▶ [Excerpt provided]
There are some predefined categories( Overview, Data Architecture, Technical Details, Applications, etc). The requirement is to classify the input text of paragraphs into their resp. category. I can't use any pre-trained word embeddings (Word2Vec, Glove) because the data entered is not in general English ( talking about dogs, environment, etc) but pure technical (How does a particular program orks, steps to download anaconda, etc). Don't have any data available on the internet to train as well. Anything that understands semantic-surface-level of a sentence will work
1 Answers
Problem Statement
Find the category of technical text on a surface-semantic-level. The requirement is to classify the input text of paragraphs into their respective categories.
The categories given as predefined are as follows.
- Overview
- Data Architecture
- Technical Details
- Applications
- etc
Some document types that would be added in place of 'etc' might include these.
- Requirements
- High Level Design
- System Architecture
- Testing Plan
- Deployment Plan
- Disaster Recovery Plan
Semantic Structure of Technical Documents
It is correct that the terminology between a requirements document and data architecture will likely have much in common. More precisely, the distributions of linguistic elements of all documents common to a given system or project are likely to contain domain commonalities. A system that pilots a drone will have the linguistic elements "drone(s)", "hover(ing|s)", "target(ing|s)", "flight plan(s)" in similar distributions throughout its documentations.
Indicators
It is likely that these five distinguishing characteristics can be exploited in categorization.

▶ [Given instruction 1]
According to the text-classification thread, why can't pre-trained word embeddings such as Word2Vec or GloVe be used?

(Saved entries)

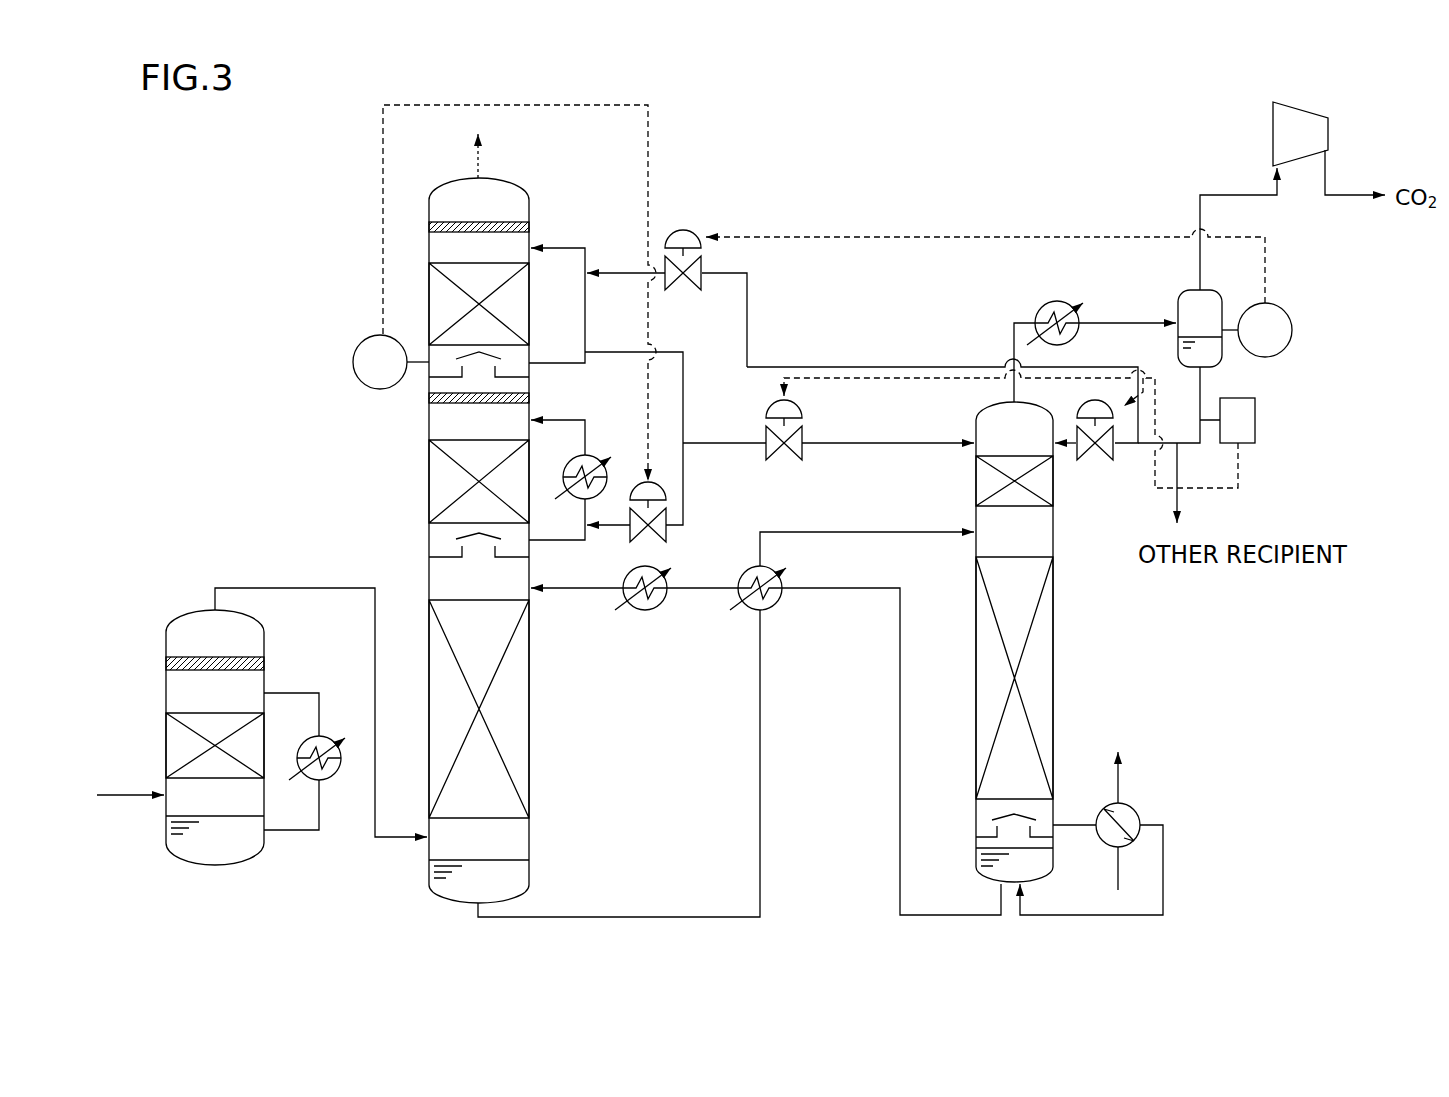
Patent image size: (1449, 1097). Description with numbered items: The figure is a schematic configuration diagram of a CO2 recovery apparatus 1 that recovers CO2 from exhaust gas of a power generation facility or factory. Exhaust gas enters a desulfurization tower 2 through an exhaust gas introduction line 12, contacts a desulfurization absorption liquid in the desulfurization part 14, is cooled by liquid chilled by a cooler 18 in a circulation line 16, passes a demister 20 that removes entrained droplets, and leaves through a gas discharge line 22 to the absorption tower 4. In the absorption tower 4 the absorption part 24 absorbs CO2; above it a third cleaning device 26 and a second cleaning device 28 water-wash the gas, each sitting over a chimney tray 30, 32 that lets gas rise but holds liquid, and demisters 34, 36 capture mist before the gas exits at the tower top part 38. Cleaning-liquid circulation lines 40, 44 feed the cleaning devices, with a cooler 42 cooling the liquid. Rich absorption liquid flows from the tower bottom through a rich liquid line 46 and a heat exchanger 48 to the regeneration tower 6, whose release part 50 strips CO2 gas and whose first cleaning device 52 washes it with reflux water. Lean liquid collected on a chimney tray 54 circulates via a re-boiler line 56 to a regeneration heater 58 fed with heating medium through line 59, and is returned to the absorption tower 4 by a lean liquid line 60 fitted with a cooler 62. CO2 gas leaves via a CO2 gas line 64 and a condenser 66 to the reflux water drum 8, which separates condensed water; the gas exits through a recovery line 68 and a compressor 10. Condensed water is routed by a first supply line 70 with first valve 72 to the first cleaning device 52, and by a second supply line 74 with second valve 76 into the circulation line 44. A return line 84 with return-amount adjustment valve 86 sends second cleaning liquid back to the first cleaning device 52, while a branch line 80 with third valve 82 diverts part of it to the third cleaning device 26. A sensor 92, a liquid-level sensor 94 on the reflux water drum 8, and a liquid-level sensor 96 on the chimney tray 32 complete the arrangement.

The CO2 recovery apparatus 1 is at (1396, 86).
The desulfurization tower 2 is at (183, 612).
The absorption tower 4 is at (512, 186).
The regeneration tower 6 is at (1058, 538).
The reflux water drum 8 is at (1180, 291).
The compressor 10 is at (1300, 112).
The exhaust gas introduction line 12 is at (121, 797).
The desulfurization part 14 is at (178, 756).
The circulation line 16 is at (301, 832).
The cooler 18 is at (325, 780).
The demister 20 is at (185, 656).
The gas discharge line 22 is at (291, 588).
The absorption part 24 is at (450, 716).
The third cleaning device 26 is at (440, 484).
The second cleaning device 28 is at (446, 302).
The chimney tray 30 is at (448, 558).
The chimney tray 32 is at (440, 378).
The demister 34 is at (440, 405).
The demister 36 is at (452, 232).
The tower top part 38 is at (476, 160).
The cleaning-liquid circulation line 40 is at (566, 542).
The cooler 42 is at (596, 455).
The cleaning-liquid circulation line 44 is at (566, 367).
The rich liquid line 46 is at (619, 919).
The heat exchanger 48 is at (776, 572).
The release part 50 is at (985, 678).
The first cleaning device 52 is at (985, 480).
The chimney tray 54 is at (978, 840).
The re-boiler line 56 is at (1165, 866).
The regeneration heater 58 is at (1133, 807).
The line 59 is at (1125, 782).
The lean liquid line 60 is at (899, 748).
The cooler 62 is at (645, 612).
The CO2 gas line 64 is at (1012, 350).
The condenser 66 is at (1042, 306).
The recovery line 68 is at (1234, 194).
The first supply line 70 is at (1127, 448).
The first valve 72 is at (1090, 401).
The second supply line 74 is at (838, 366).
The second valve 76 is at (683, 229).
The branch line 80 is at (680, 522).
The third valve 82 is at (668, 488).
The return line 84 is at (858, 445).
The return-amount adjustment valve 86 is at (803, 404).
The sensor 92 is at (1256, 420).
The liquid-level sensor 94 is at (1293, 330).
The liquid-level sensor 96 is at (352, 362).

--

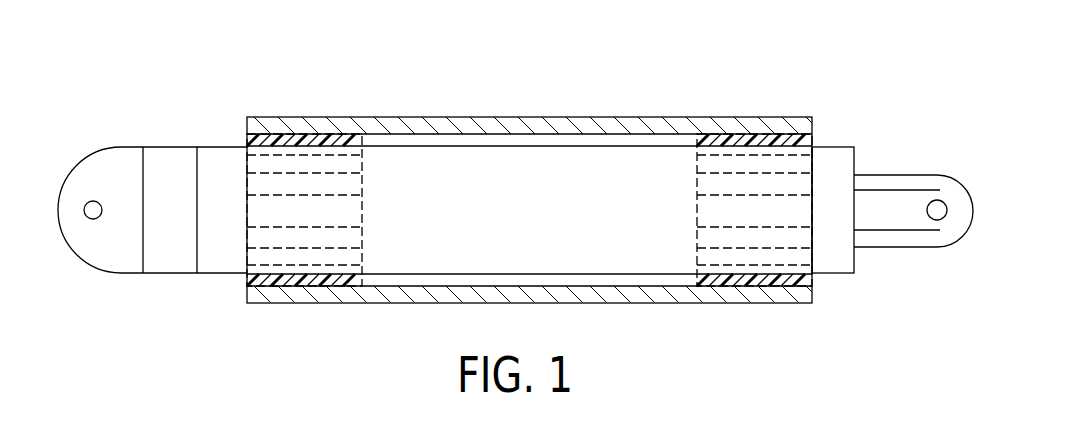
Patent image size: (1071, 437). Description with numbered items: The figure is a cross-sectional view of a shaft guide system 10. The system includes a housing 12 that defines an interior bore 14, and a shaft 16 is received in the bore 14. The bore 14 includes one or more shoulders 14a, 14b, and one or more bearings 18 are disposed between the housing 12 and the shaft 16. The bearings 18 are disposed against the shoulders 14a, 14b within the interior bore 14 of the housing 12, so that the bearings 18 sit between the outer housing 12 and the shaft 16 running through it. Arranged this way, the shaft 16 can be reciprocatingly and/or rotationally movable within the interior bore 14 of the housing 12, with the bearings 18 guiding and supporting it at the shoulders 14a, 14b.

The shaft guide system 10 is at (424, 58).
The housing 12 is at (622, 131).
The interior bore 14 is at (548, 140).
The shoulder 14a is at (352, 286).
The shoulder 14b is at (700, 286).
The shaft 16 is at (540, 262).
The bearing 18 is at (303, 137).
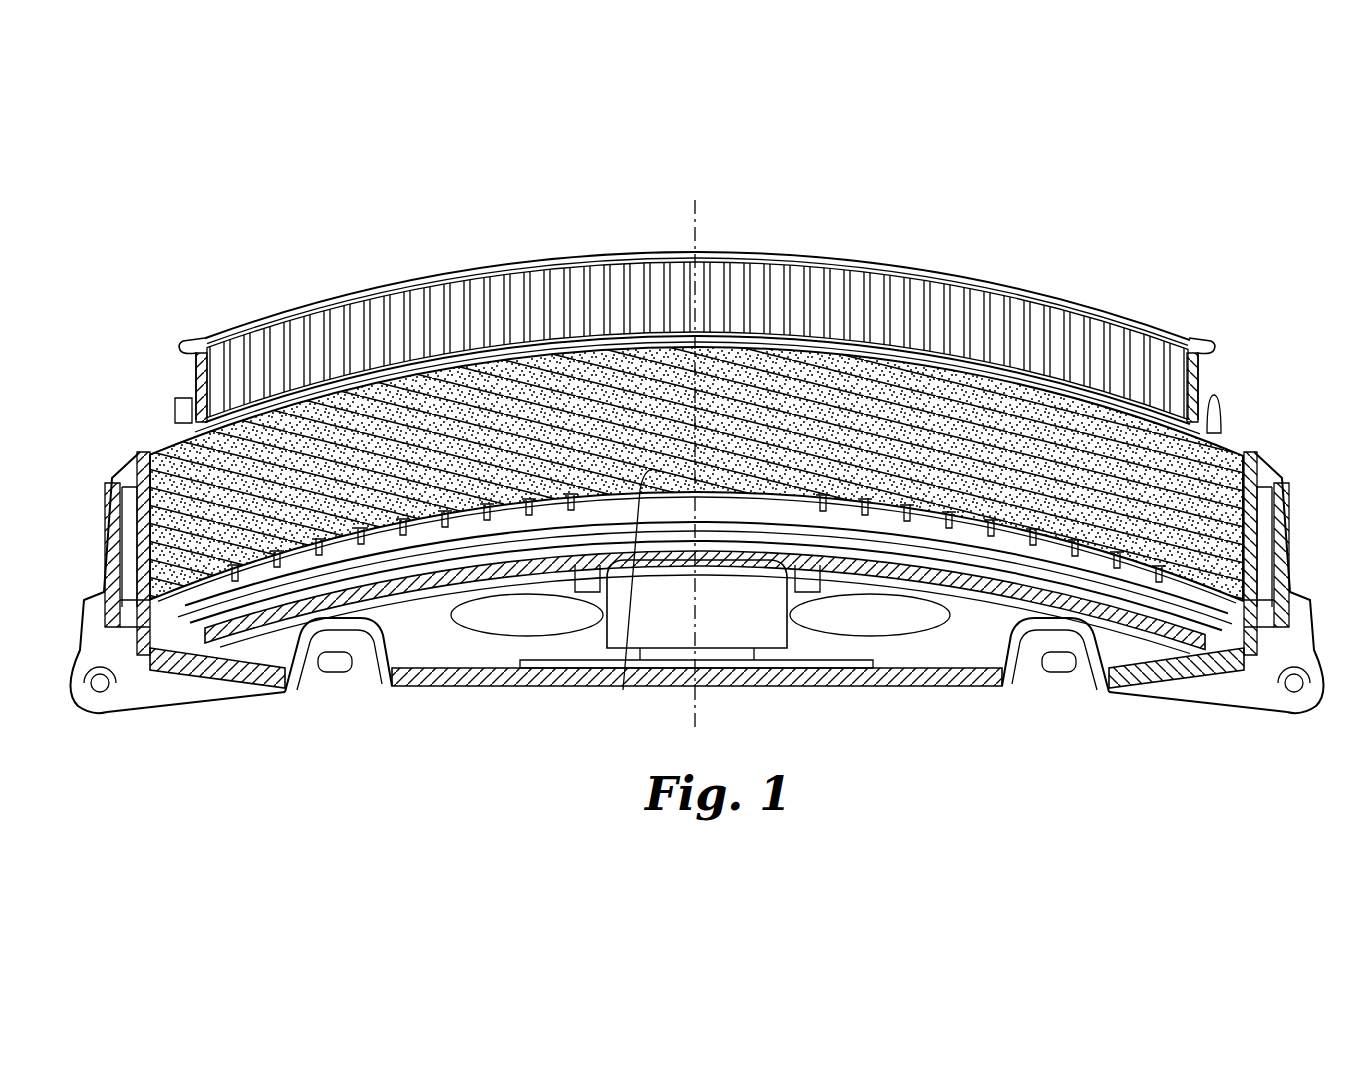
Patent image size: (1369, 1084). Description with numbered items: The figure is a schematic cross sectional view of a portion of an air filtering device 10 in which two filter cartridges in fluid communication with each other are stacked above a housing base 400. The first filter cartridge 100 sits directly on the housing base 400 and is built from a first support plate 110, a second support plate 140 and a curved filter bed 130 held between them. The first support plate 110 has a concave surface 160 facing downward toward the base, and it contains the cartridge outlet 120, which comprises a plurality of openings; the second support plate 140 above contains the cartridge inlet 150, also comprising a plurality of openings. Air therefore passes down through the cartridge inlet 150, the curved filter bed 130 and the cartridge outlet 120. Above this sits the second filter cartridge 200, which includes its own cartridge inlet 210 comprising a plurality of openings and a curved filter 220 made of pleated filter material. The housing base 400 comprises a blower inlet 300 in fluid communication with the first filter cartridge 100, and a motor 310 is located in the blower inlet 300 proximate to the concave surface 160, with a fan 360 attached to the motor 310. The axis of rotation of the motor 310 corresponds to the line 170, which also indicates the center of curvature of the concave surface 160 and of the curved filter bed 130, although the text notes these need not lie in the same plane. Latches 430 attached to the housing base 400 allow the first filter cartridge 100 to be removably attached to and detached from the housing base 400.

▶ [Given instruction 2]
From the drawing layout entries, quote verbatim the stretch from the line containing "Patent image size: (1071, 437)." through the line containing "The bearing 18 is at (303, 137).".

▶ [Full response 1]
The data is purely technical, such as how a program works or steps to download Anaconda, rather than general English.

▶ [Full response 2]
Patent image size: (1071, 437). Description with numbered items: The figure is a cross-sectional view of a shaft guide system 10. The system includes a housing 12 that defines an interior bore 14, and a shaft 16 is received in the bore 14. The bore 14 includes one or more shoulders 14a, 14b, and one or more bearings 18 are disposed between the housing 12 and the shaft 16. The bearings 18 are disposed against the shoulders 14a, 14b within the interior bore 14 of the housing 12, so that the bearings 18 sit between the outer housing 12 and the shaft 16 running through it. Arranged this way, the shaft 16 can be reciprocatingly and/or rotationally movable within the interior bore 14 of the housing 12, with the bearings 18 guiding and supporting it at the shoulders 14a, 14b.

The shaft guide system 10 is at (424, 58).
The housing 12 is at (622, 131).
The interior bore 14 is at (548, 140).
The shoulder 14a is at (352, 286).
The shoulder 14b is at (700, 286).
The shaft 16 is at (540, 262).
The bearing 18 is at (303, 137).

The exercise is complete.